TAREFA
Diga se cada afirmação abaixo bate com o trecho sobre a demissão da juíza. Responda sim ou não e copie as palavras do trecho que decidem. (a) Angélica tomou posse em julho de 2022. (b) Para Bruno Miragem, as decisões devem ser anuladas. (c) Ela foi demitida porque já tinha terminado o estágio probatório.

TRECHO DO TEXTO

+---+

Angélica foi empossada em julho de 2022, mas estava afastada desde setembro de 2023, devido à apuração disciplinar. Ela foi demitida porque ainda estava em estágio probatório.
De acordo com o jurista e professor da Faculdade de Direito da UFRGS Bruno Miragem, as decisões só podem ser alteradas caso haja recurso, como em qualquer processo.
"Não parece ser o caso de anulação. As decisões foram dadas e são válidas. Podem ser modificadas pela parte interessada, que discordar dela, por intermédio de recurso no prazo previsto na legislação", afirma.
Conforme o Processo Administrativo Disciplinar (PAD) que resultou na demissão, a juíza desarquivou processos e proferiu novas decisões — copiadas — para "aumentar a produtividade". Para Miragem, a prática não costuma ser feita por iniciativa do juiz e a situação é rara de acontecer.

+---+

LISTAGEM FORNECIDA
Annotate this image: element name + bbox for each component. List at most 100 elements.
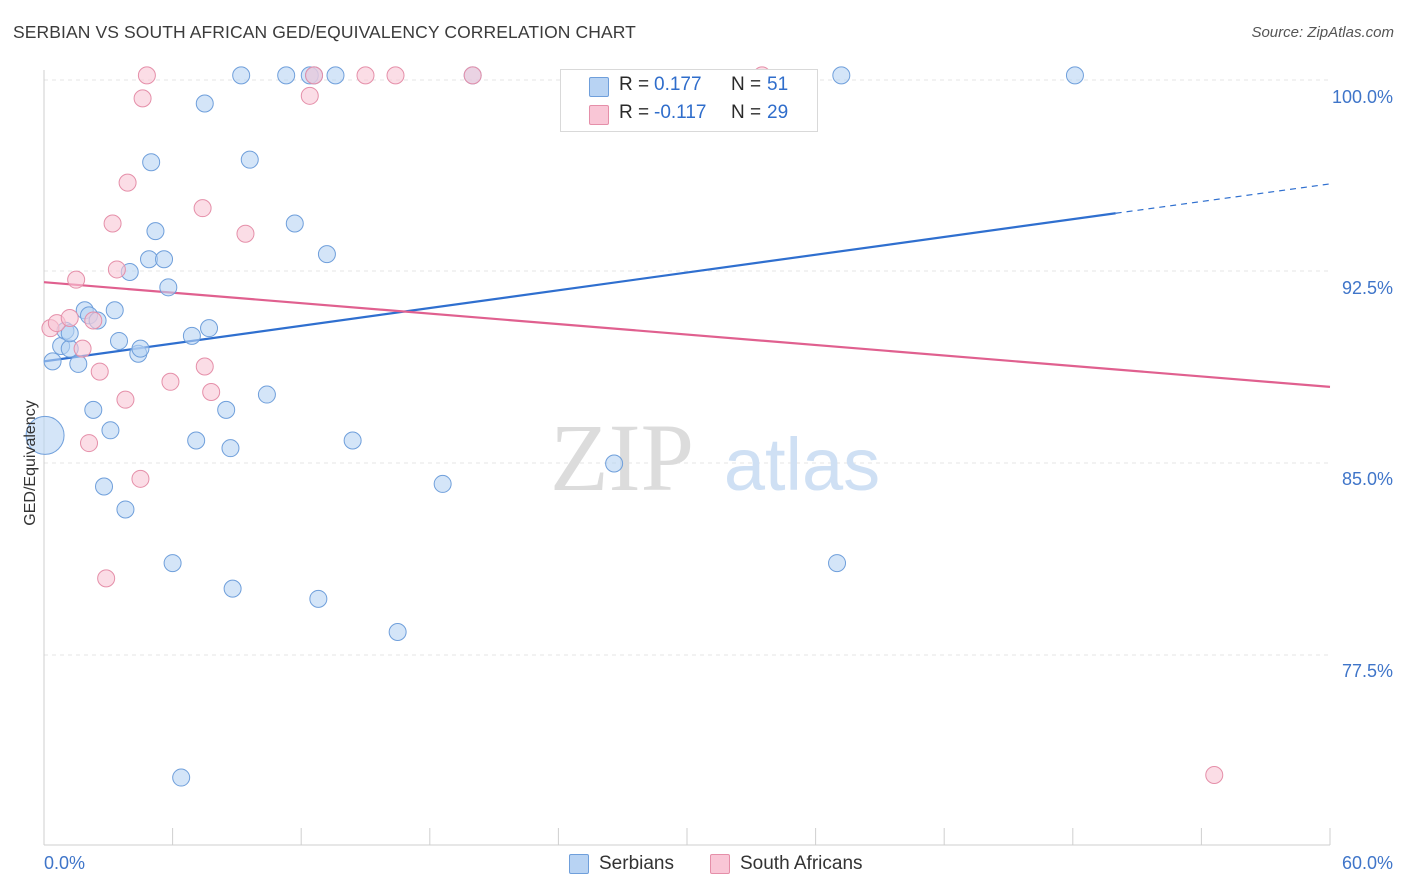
serbian-point [142, 153, 161, 172]
serbian-point [131, 339, 150, 358]
axis-labels: 77.5% 85.0% 92.5% 100.0% 0.0% 60.0% GED/Equiva… [22, 87, 1393, 873]
serbian-point [105, 301, 124, 320]
south-african-point [84, 311, 103, 330]
serbian-point [343, 431, 362, 450]
south-african-point [300, 86, 319, 105]
legend-n-label: N = [731, 74, 762, 95]
trend-lines [43, 183, 1331, 388]
serbian-point [223, 579, 242, 598]
serbian-point [187, 431, 206, 450]
legend-row-serbians: R = 0.177 N = 51 [561, 73, 817, 99]
serbian-trend-line [43, 212, 1116, 363]
serbian-point [240, 150, 259, 169]
serbian-point [232, 66, 251, 85]
serbian-point [146, 222, 165, 241]
south-african-point [118, 173, 137, 192]
serbian-point [69, 354, 88, 373]
serbian-point [110, 331, 129, 350]
south-african-point [60, 308, 79, 327]
south-african-point [137, 66, 156, 85]
south-african-point [97, 569, 116, 588]
source-label: Source: ZipAtlas.com [1251, 24, 1394, 41]
serbian-point [605, 454, 624, 473]
watermark-zip: ZIP [550, 404, 694, 511]
legend-n-value: 29 [767, 102, 789, 123]
south-african-point [67, 270, 86, 289]
serbian-point [285, 214, 304, 233]
serbian-point [388, 623, 407, 642]
serbian-point [163, 554, 182, 573]
y-tick-label: 77.5% [1342, 661, 1393, 681]
legend-r-label: R = [619, 74, 650, 95]
legend-n-label: N = [731, 102, 762, 123]
bottom-legend-label: South Africans [740, 853, 863, 874]
serbian-point [101, 421, 120, 440]
south-african-point [107, 260, 126, 279]
serbian-point [217, 400, 236, 419]
serbian-point [326, 66, 345, 85]
y-tick-label: 92.5% [1342, 278, 1393, 298]
serbian-point [172, 768, 191, 787]
south-african-point [195, 357, 214, 376]
legend-n-value: 51 [767, 74, 789, 95]
legend-swatch-south-africans [589, 105, 609, 125]
serbian-point [116, 500, 135, 519]
legend-swatch-serbians [589, 77, 609, 97]
serbian-point [309, 589, 328, 608]
south-african-point [386, 66, 405, 85]
x-tick-label: 0.0% [44, 853, 85, 873]
bottom-legend-label: Serbians [599, 853, 674, 874]
serbian-point [277, 66, 296, 85]
south-african-trend-line [43, 281, 1331, 388]
serbian-point [195, 94, 214, 113]
serbian-point [1065, 66, 1084, 85]
south-african-point [133, 89, 152, 108]
serbian-point [95, 477, 114, 496]
legend-r-value: -0.117 [654, 102, 707, 123]
south-african-point [73, 339, 92, 358]
south-african-point [305, 66, 324, 85]
axes [43, 70, 1331, 846]
serbian-point [832, 66, 851, 85]
grid-lines [44, 79, 1330, 656]
serbian-point [200, 319, 219, 338]
watermark: ZIP atlas [550, 404, 880, 511]
y-tick-label: 85.0% [1342, 469, 1393, 489]
south-african-point [161, 372, 180, 391]
y-tick-label: 100.0% [1332, 87, 1393, 107]
serbian-point [43, 352, 62, 371]
data-points [25, 66, 1224, 787]
legend-r-value: 0.177 [654, 74, 702, 95]
stats-legend: R = 0.177 N = 51 R = -0.117 N = 29 [560, 69, 818, 132]
serbian-point [828, 554, 847, 573]
serbian-point [84, 400, 103, 419]
serbian-point [433, 474, 452, 493]
south-african-point [103, 214, 122, 233]
south-african-point [116, 390, 135, 409]
serbian-point [140, 250, 159, 269]
serbian-point [159, 278, 178, 297]
y-axis-title: GED/Equivalency [22, 400, 39, 525]
south-african-point [463, 66, 482, 85]
serbian-point [25, 415, 65, 455]
legend-row-south-africans: R = -0.117 N = 29 [561, 101, 817, 127]
chart-title: SERBIAN VS SOUTH AFRICAN GED/EQUIVALENCY… [13, 22, 636, 42]
legend-r-label: R = [619, 102, 650, 123]
south-african-point [80, 434, 99, 453]
serbian-point [317, 245, 336, 264]
south-african-point [236, 224, 255, 243]
serbian-trend-extension [1115, 183, 1331, 214]
serbian-point [155, 250, 174, 269]
south-african-point [193, 199, 212, 218]
south-african-point [356, 66, 375, 85]
south-african-point [1205, 766, 1224, 785]
serbian-point [221, 439, 240, 458]
south-african-point [90, 362, 109, 381]
x-tick-label: 60.0% [1342, 853, 1393, 873]
bottom-legend-swatch [569, 854, 589, 874]
serbian-point [182, 326, 201, 345]
serbian-point [257, 385, 276, 404]
bottom-legend-swatch [710, 854, 730, 874]
watermark-atlas: atlas [724, 423, 880, 506]
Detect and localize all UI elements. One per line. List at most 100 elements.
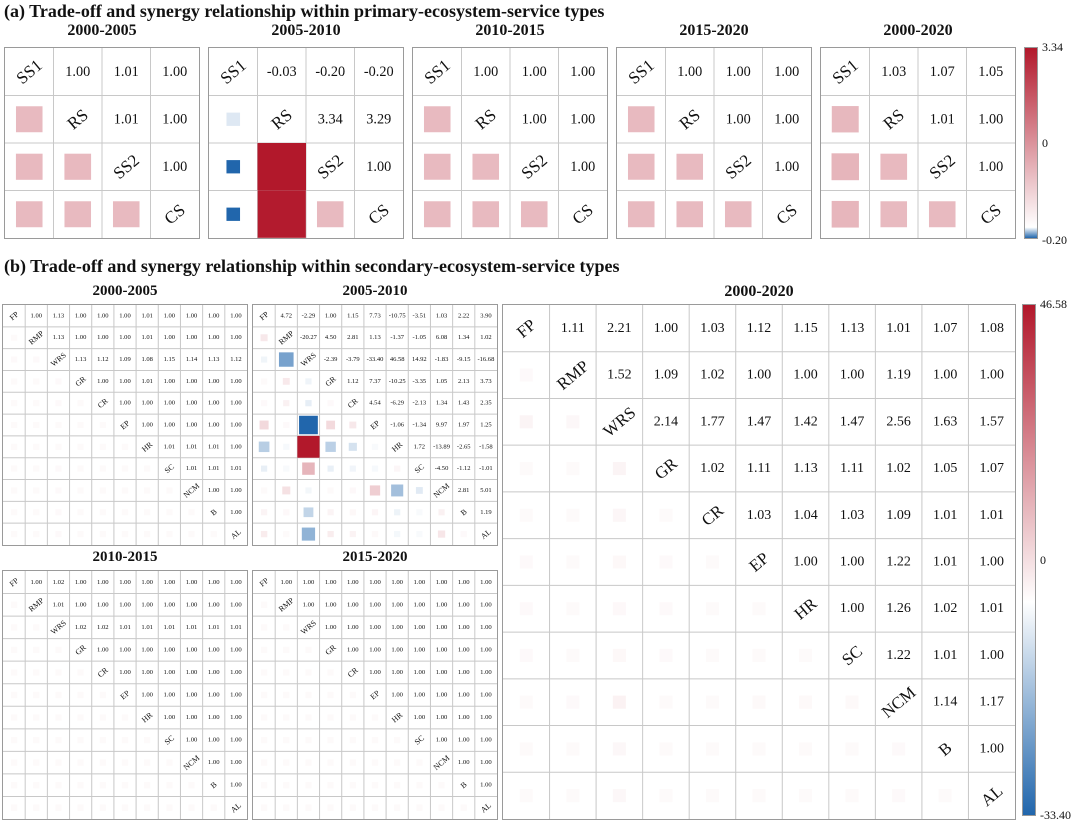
value-square [55, 465, 62, 472]
value-square [112, 201, 140, 228]
diag-label-ss2: SS2 [314, 151, 347, 183]
value-label: 1.01 [208, 465, 219, 472]
value-label: -3.51 [413, 312, 427, 319]
value-label: 1.00 [97, 646, 109, 653]
panel-title-a2: 2005-2010 [271, 22, 341, 39]
value-square [10, 487, 18, 494]
value-label: 7.73 [369, 312, 381, 319]
value-label: 1.52 [607, 368, 631, 383]
value-label: 1.47 [840, 414, 864, 429]
value-square [10, 804, 18, 811]
diag-label-wrs: WRS [49, 351, 68, 369]
value-label: 1.05 [436, 378, 448, 385]
diag-label-rmp: RMP [27, 329, 46, 347]
value-square [659, 648, 673, 662]
value-label: 1.00 [414, 624, 426, 631]
value-label: 1.00 [164, 334, 176, 341]
value-label: 1.00 [414, 714, 426, 721]
value-label: 1.01 [933, 648, 957, 663]
value-label: 1.00 [186, 400, 198, 407]
value-square [99, 443, 106, 450]
heatmap-svg-3: SS1 1.00 1.00 1.00 RS 1.00 1.00 SS2 1.00 CS [617, 48, 811, 238]
value-label: 1.00 [230, 714, 242, 721]
value-label: 1.01 [186, 624, 198, 631]
value-square [33, 804, 40, 811]
value-square [928, 201, 956, 228]
value-square [437, 530, 446, 538]
diag-label-ncm: NCM [432, 481, 451, 499]
value-square [423, 201, 451, 228]
value-square [121, 759, 129, 766]
diag-label-fp: FP [8, 309, 21, 322]
panel-title-b4: 2015-2020 [342, 549, 408, 565]
value-square [188, 804, 195, 811]
value-square [260, 334, 268, 342]
value-label: 1.00 [208, 646, 220, 653]
value-square [519, 368, 533, 382]
value-square [10, 736, 18, 744]
diag-label-gr: GR [74, 642, 89, 656]
value-label: 1.00 [164, 692, 176, 699]
value-label: 1.00 [414, 692, 426, 699]
diag-label-rmp: RMP [553, 356, 592, 393]
value-label: 1.00 [677, 64, 702, 80]
value-square [55, 646, 62, 654]
value-label: 1.00 [840, 601, 864, 616]
matrix-a5: SS1 1.03 1.07 1.05 RS 1.01 1.00 SS2 1.00 CS [820, 47, 1016, 239]
value-square [752, 602, 766, 616]
value-label: 1.13 [793, 461, 817, 476]
value-label: 1.01 [980, 601, 1004, 616]
value-label: 1.01 [933, 555, 957, 570]
value-label: 3.34 [318, 111, 343, 127]
heatmap-svg-5: FP 1.00 1.13 1.00 1.00 1.00 1.01 1.00 1.00 1.00 1.… [3, 305, 247, 545]
value-label: 1.01 [186, 465, 197, 472]
value-square [519, 508, 533, 522]
diag-label-ss2: SS2 [518, 151, 551, 183]
value-label: 1.00 [726, 111, 751, 127]
value-square [99, 736, 106, 744]
value-label: 1.00 [774, 159, 799, 175]
value-label: 1.00 [436, 669, 448, 676]
heatmap-svg-1: SS1 -0.03 -0.20 -0.20 RS 3.34 3.29 SS2 1.00 CS [209, 48, 403, 238]
diag-label-fp: FP [258, 576, 271, 589]
value-square [260, 714, 268, 721]
value-label: 1.00 [980, 368, 1004, 383]
value-label: 1.00 [31, 312, 43, 319]
value-square [144, 804, 151, 811]
value-square [10, 714, 18, 721]
value-label: 1.00 [347, 579, 359, 586]
value-square [880, 153, 908, 180]
value-square [99, 487, 106, 494]
value-label: 1.00 [230, 443, 242, 450]
value-label: 1.02 [97, 624, 109, 631]
value-label: 1.01 [208, 624, 220, 631]
value-label: 1.22 [886, 555, 910, 570]
value-square [349, 421, 357, 429]
value-label: 1.00 [208, 579, 220, 586]
diag-label-ss1: SS1 [625, 56, 658, 88]
value-square [705, 742, 719, 756]
value-label: 1.02 [700, 461, 724, 476]
value-square [612, 508, 626, 522]
value-square [566, 415, 580, 429]
value-square [612, 462, 626, 476]
diag-label-sc: SC [413, 462, 426, 475]
value-square [77, 443, 84, 450]
value-square [10, 782, 18, 789]
value-square [166, 509, 173, 516]
value-square [33, 782, 40, 789]
value-label: 1.00 [208, 737, 220, 744]
value-label: 1.00 [141, 669, 153, 676]
matrix-b5: FP 1.11 2.21 1.00 1.03 1.12 1.15 1.13 1.01 1.07 1.… [502, 304, 1016, 820]
value-square [188, 509, 195, 516]
diag-label-cr: CR [346, 396, 360, 410]
value-square [676, 153, 704, 180]
value-square [283, 400, 290, 407]
diag-label-hr: HR [140, 439, 155, 453]
diag-label-cr: CR [96, 665, 110, 679]
value-label: 1.00 [186, 378, 198, 385]
value-label: 1.00 [230, 422, 242, 429]
value-label: 1.15 [793, 321, 817, 336]
diag-label-gr: GR [651, 453, 682, 483]
value-square [327, 509, 334, 516]
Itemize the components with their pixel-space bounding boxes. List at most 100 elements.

+---+

A RESPOSTA
(a) Sim: "Angélica foi empossada em julho de 2022".
(b) Não: "Não parece ser o caso de anulação."
(c) Não: "Ela foi demitida porque ainda estava em estágio probatório."